Repeat every entry word for word, but leave the images out of your copy.

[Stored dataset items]
-- START --
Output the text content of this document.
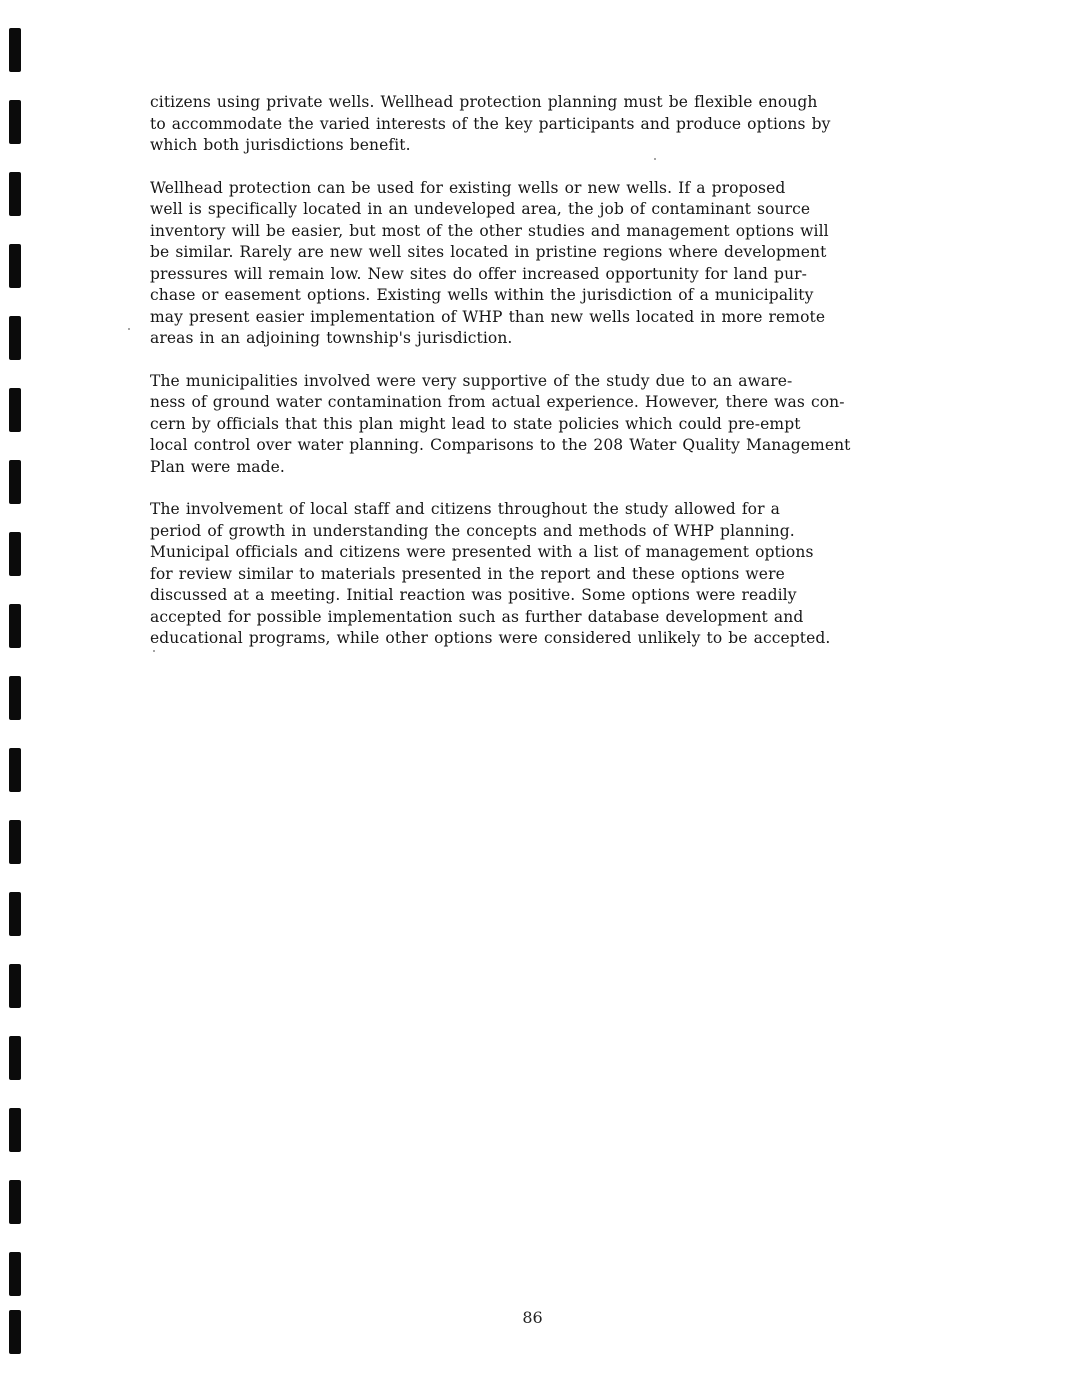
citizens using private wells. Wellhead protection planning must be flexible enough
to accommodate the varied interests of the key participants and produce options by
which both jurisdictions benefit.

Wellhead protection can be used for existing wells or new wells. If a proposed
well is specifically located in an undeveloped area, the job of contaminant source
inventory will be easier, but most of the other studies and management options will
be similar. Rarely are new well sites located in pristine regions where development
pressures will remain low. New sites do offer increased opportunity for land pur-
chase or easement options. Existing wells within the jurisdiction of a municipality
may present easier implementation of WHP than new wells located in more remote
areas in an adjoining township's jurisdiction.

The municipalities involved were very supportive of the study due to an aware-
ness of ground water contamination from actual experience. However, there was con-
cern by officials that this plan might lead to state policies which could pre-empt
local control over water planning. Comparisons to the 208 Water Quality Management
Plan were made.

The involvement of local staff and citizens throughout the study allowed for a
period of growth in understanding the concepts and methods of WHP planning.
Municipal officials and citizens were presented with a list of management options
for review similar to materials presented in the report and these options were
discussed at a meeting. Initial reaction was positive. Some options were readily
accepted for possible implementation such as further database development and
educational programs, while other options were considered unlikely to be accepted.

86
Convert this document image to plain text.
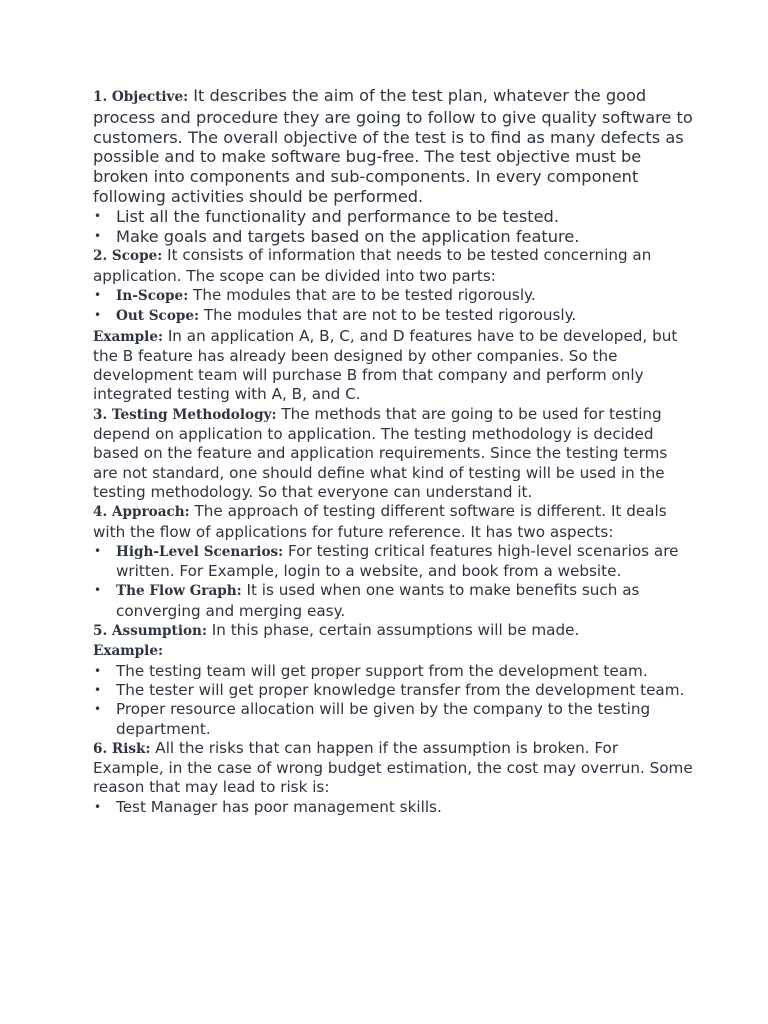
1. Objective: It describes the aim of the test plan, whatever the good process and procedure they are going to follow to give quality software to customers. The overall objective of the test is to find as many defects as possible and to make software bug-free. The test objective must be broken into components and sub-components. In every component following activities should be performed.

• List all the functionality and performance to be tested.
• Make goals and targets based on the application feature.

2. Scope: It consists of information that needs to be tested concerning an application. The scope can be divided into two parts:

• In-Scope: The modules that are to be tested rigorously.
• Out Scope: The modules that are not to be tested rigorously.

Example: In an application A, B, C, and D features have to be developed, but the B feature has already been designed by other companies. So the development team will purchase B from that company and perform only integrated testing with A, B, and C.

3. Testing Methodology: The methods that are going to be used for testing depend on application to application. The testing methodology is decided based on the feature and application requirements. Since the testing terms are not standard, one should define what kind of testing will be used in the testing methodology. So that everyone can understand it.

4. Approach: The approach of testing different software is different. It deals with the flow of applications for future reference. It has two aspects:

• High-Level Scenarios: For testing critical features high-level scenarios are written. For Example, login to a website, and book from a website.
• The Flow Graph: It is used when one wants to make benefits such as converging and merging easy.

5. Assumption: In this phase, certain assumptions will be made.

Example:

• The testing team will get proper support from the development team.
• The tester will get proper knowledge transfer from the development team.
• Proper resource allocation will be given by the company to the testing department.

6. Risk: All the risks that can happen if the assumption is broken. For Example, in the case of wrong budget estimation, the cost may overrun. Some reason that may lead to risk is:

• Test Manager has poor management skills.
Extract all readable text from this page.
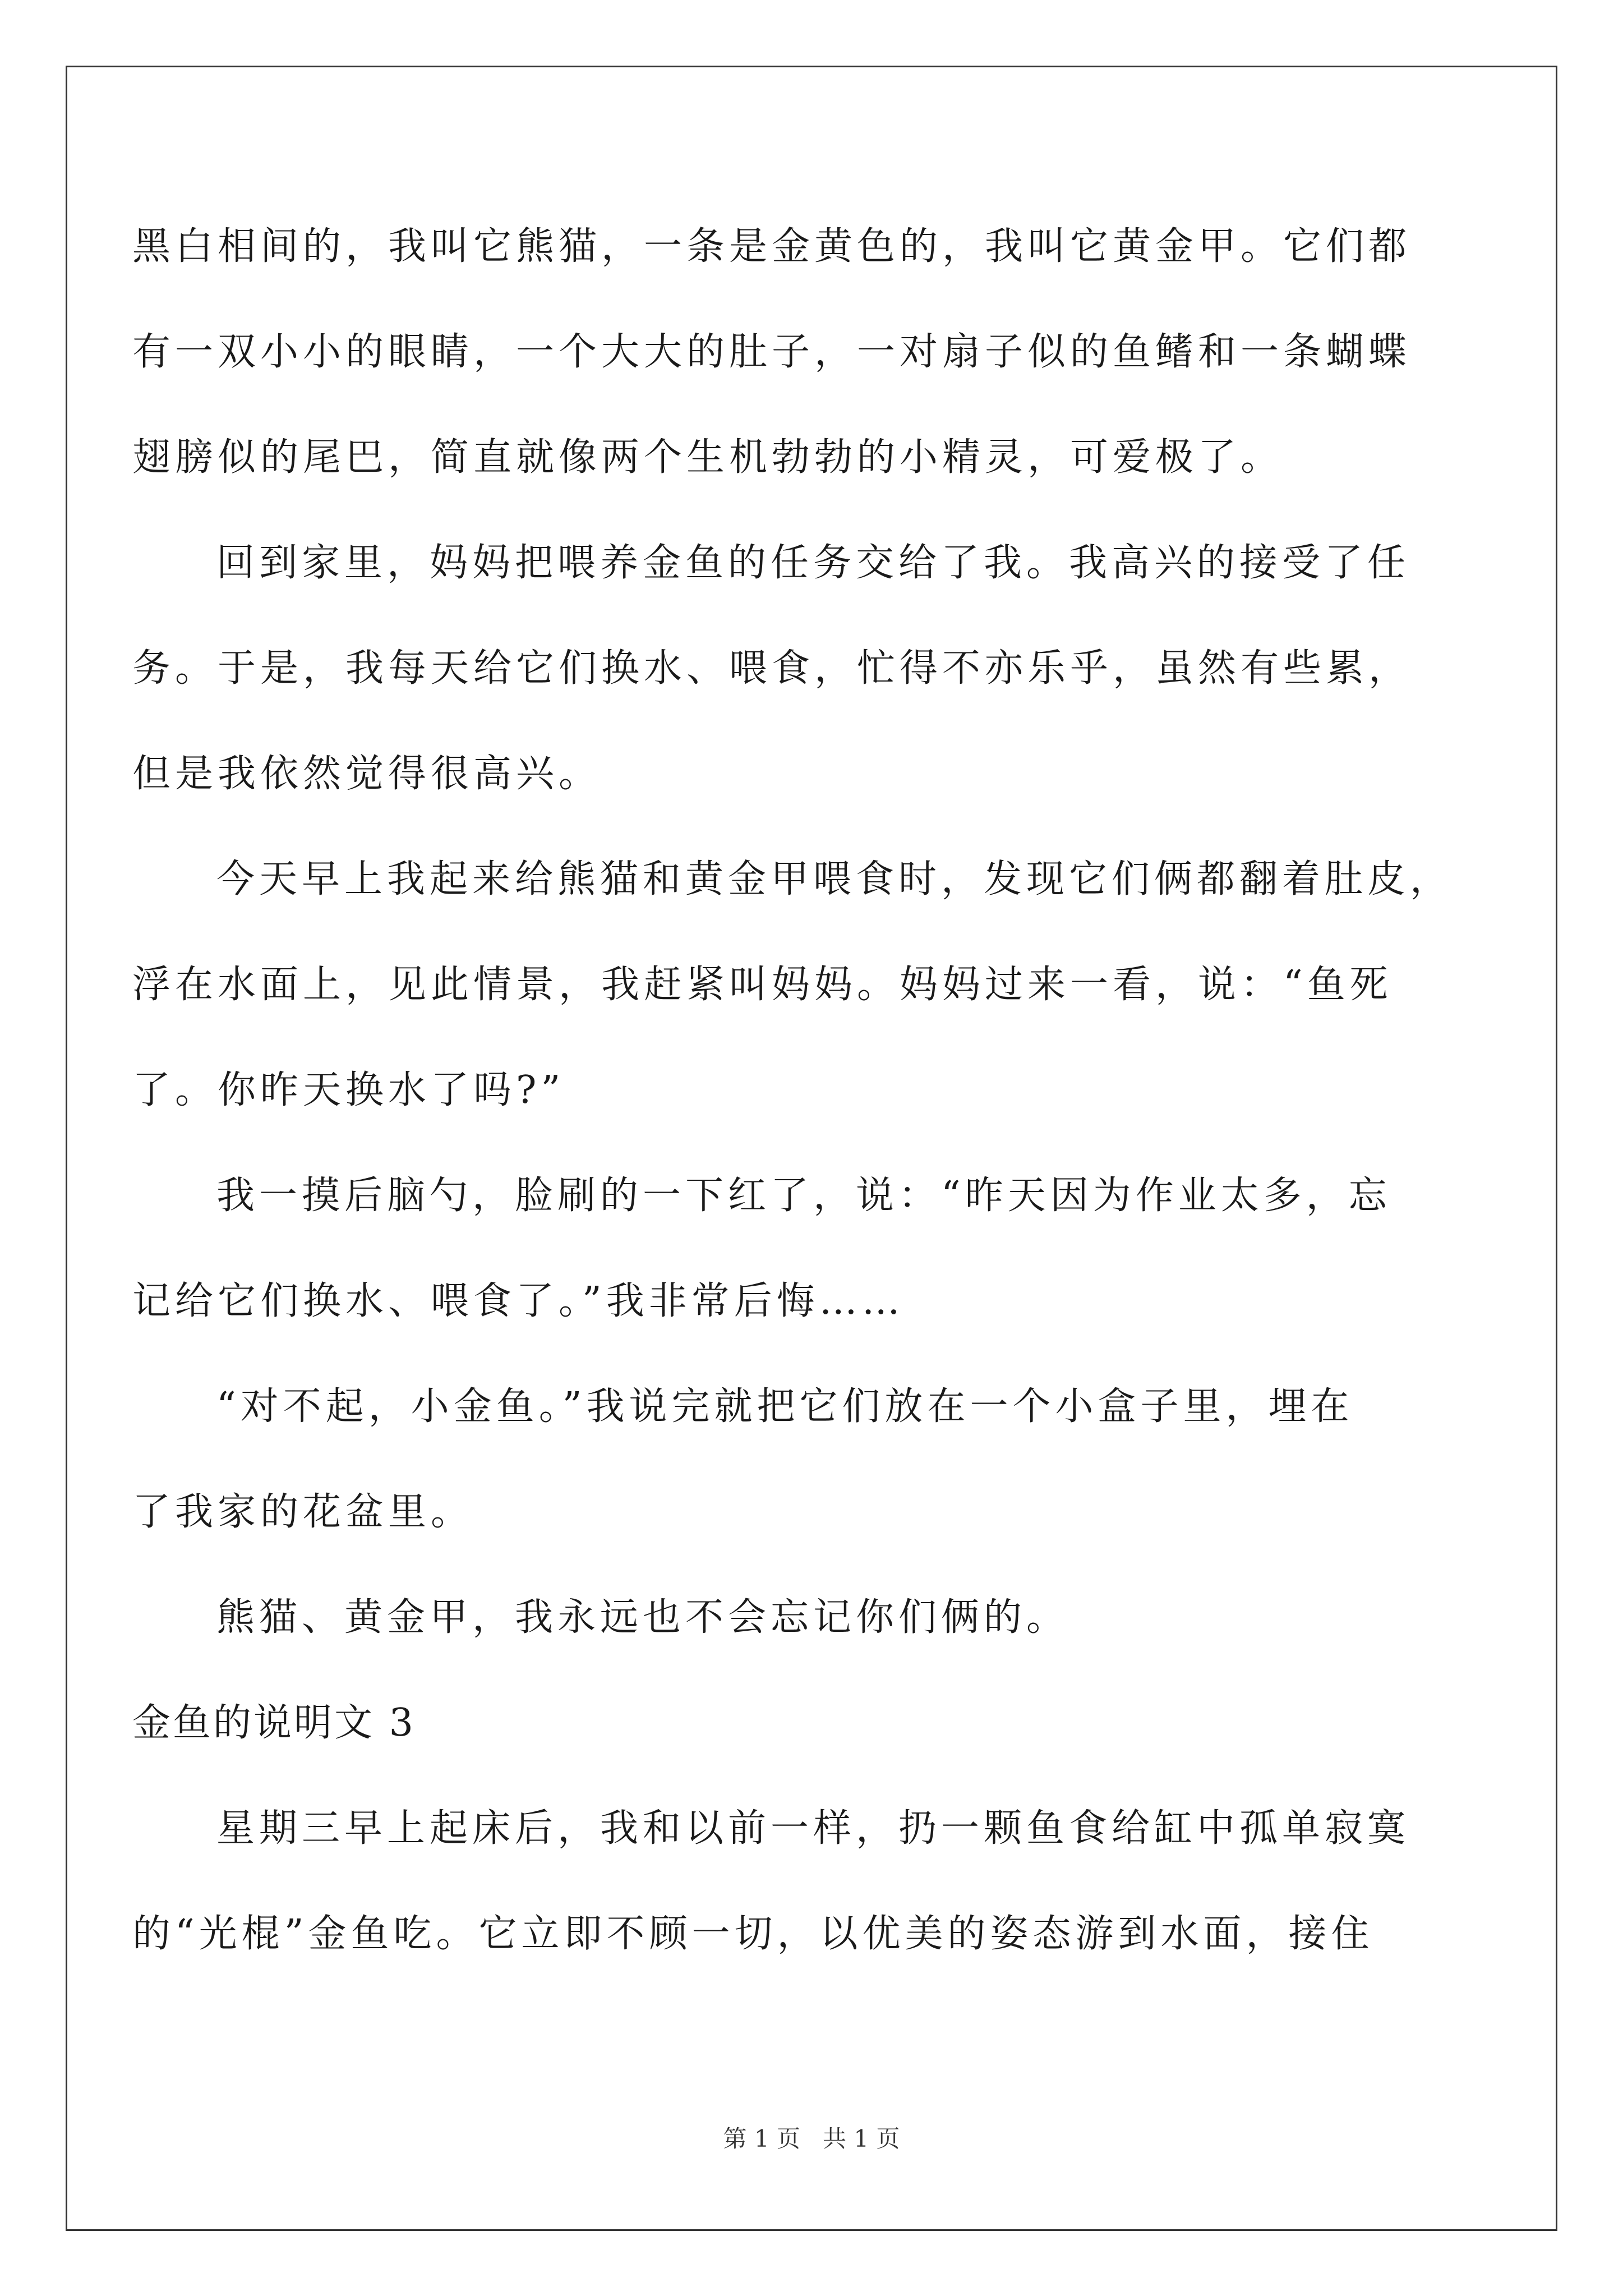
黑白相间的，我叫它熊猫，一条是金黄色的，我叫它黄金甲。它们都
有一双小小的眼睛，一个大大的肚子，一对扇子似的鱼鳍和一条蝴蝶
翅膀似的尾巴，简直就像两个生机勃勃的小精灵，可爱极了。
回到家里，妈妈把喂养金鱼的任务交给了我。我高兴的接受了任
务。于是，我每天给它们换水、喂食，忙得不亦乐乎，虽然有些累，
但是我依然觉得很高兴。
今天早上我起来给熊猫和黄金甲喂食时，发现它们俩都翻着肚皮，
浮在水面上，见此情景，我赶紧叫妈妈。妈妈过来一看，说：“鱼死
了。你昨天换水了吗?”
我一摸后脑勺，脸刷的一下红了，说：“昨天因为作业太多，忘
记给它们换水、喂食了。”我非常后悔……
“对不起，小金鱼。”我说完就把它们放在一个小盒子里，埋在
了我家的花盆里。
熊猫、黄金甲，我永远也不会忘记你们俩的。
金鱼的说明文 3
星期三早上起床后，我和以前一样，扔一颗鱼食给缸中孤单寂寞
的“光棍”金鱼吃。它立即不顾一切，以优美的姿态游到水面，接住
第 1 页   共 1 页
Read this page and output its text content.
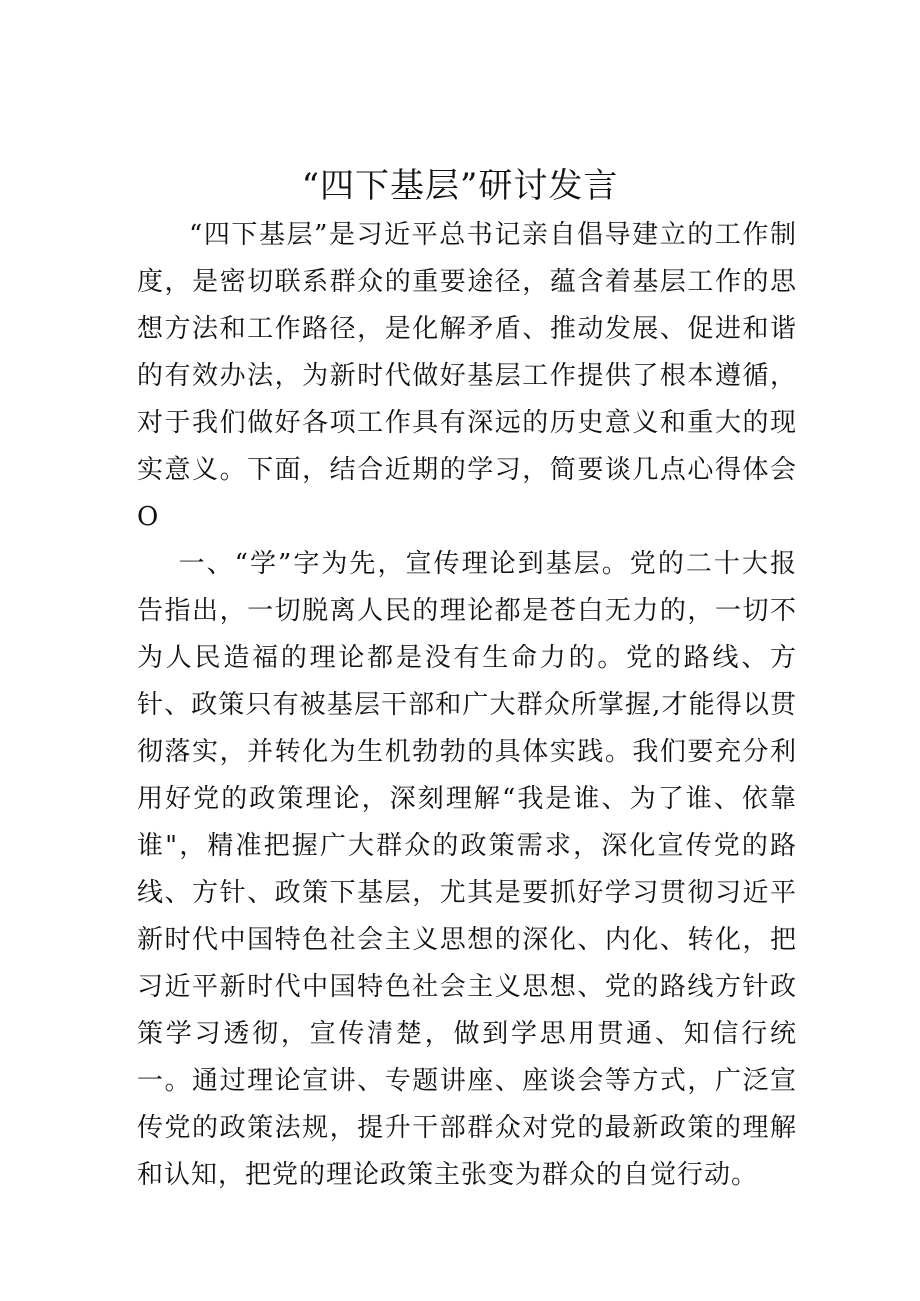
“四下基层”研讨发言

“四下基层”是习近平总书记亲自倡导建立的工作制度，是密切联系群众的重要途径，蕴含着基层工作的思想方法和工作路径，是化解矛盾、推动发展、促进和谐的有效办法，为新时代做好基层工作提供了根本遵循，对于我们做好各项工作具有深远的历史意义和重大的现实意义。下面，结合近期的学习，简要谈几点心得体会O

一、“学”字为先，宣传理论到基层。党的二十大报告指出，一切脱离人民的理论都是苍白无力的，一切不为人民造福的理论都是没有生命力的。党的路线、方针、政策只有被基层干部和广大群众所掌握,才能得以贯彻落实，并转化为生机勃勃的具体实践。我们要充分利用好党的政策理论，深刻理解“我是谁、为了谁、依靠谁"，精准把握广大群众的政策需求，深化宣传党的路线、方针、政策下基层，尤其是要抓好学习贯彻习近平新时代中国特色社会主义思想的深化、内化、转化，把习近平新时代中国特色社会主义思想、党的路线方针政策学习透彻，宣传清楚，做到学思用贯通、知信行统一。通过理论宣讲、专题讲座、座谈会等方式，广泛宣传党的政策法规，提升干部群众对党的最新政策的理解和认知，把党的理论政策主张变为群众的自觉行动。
-- END --
> Task result:
Output the text content of this document.
citizens using private wells. Wellhead protection planning must be flexible enough
to accommodate the varied interests of the key participants and produce options by
which both jurisdictions benefit.

Wellhead protection can be used for existing wells or new wells. If a proposed
well is specifically located in an undeveloped area, the job of contaminant source
inventory will be easier, but most of the other studies and management options will
be similar. Rarely are new well sites located in pristine regions where development
pressures will remain low. New sites do offer increased opportunity for land pur-
chase or easement options. Existing wells within the jurisdiction of a municipality
may present easier implementation of WHP than new wells located in more remote
areas in an adjoining township's jurisdiction.

The municipalities involved were very supportive of the study due to an aware-
ness of ground water contamination from actual experience. However, there was con-
cern by officials that this plan might lead to state policies which could pre-empt
local control over water planning. Comparisons to the 208 Water Quality Management
Plan were made.

The involvement of local staff and citizens throughout the study allowed for a
period of growth in understanding the concepts and methods of WHP planning.
Municipal officials and citizens were presented with a list of management options
for review similar to materials presented in the report and these options were
discussed at a meeting. Initial reaction was positive. Some options were readily
accepted for possible implementation such as further database development and
educational programs, while other options were considered unlikely to be accepted.

86
Convert this document image to plain text.
1. Objective: It describes the aim of the test plan, whatever the good process and procedure they are going to follow to give quality software to customers. The overall objective of the test is to find as many defects as possible and to make software bug-free. The test objective must be broken into components and sub-components. In every component following activities should be performed.

• List all the functionality and performance to be tested.
• Make goals and targets based on the application feature.

2. Scope: It consists of information that needs to be tested concerning an application. The scope can be divided into two parts:

• In-Scope: The modules that are to be tested rigorously.
• Out Scope: The modules that are not to be tested rigorously.

Example: In an application A, B, C, and D features have to be developed, but the B feature has already been designed by other companies. So the development team will purchase B from that company and perform only integrated testing with A, B, and C.

3. Testing Methodology: The methods that are going to be used for testing depend on application to application. The testing methodology is decided based on the feature and application requirements. Since the testing terms are not standard, one should define what kind of testing will be used in the testing methodology. So that everyone can understand it.

4. Approach: The approach of testing different software is different. It deals with the flow of applications for future reference. It has two aspects:

• High-Level Scenarios: For testing critical features high-level scenarios are written. For Example, login to a website, and book from a website.
• The Flow Graph: It is used when one wants to make benefits such as converging and merging easy.

5. Assumption: In this phase, certain assumptions will be made.

Example:

• The testing team will get proper support from the development team.
• The tester will get proper knowledge transfer from the development team.
• Proper resource allocation will be given by the company to the testing department.

6. Risk: All the risks that can happen if the assumption is broken. For Example, in the case of wrong budget estimation, the cost may overrun. Some reason that may lead to risk is:

• Test Manager has poor management skills.
Extract all readable text from this page.
黑白相间的，我叫它熊猫，一条是金黄色的，我叫它黄金甲。它们都
有一双小小的眼睛，一个大大的肚子，一对扇子似的鱼鳍和一条蝴蝶
翅膀似的尾巴，简直就像两个生机勃勃的小精灵，可爱极了。
回到家里，妈妈把喂养金鱼的任务交给了我。我高兴的接受了任
务。于是，我每天给它们换水、喂食，忙得不亦乐乎，虽然有些累，
但是我依然觉得很高兴。
今天早上我起来给熊猫和黄金甲喂食时，发现它们俩都翻着肚皮，
浮在水面上，见此情景，我赶紧叫妈妈。妈妈过来一看，说：“鱼死
了。你昨天换水了吗?”
我一摸后脑勺，脸刷的一下红了，说：“昨天因为作业太多，忘
记给它们换水、喂食了。”我非常后悔……
“对不起，小金鱼。”我说完就把它们放在一个小盒子里，埋在
了我家的花盆里。
熊猫、黄金甲，我永远也不会忘记你们俩的。
金鱼的说明文 3
星期三早上起床后，我和以前一样，扔一颗鱼食给缸中孤单寂寞
的“光棍”金鱼吃。它立即不顾一切，以优美的姿态游到水面，接住
第 1 页   共 1 页
Read this page and output its text content.
“四下基层”研讨发言

“四下基层”是习近平总书记亲自倡导建立的工作制度，是密切联系群众的重要途径，蕴含着基层工作的思想方法和工作路径，是化解矛盾、推动发展、促进和谐的有效办法，为新时代做好基层工作提供了根本遵循，对于我们做好各项工作具有深远的历史意义和重大的现实意义。下面，结合近期的学习，简要谈几点心得体会O

一、“学”字为先，宣传理论到基层。党的二十大报告指出，一切脱离人民的理论都是苍白无力的，一切不为人民造福的理论都是没有生命力的。党的路线、方针、政策只有被基层干部和广大群众所掌握,才能得以贯彻落实，并转化为生机勃勃的具体实践。我们要充分利用好党的政策理论，深刻理解“我是谁、为了谁、依靠谁"，精准把握广大群众的政策需求，深化宣传党的路线、方针、政策下基层，尤其是要抓好学习贯彻习近平新时代中国特色社会主义思想的深化、内化、转化，把习近平新时代中国特色社会主义思想、党的路线方针政策学习透彻，宣传清楚，做到学思用贯通、知信行统一。通过理论宣讲、专题讲座、座谈会等方式，广泛宣传党的政策法规，提升干部群众对党的最新政策的理解和认知，把党的理论政策主张变为群众的自觉行动。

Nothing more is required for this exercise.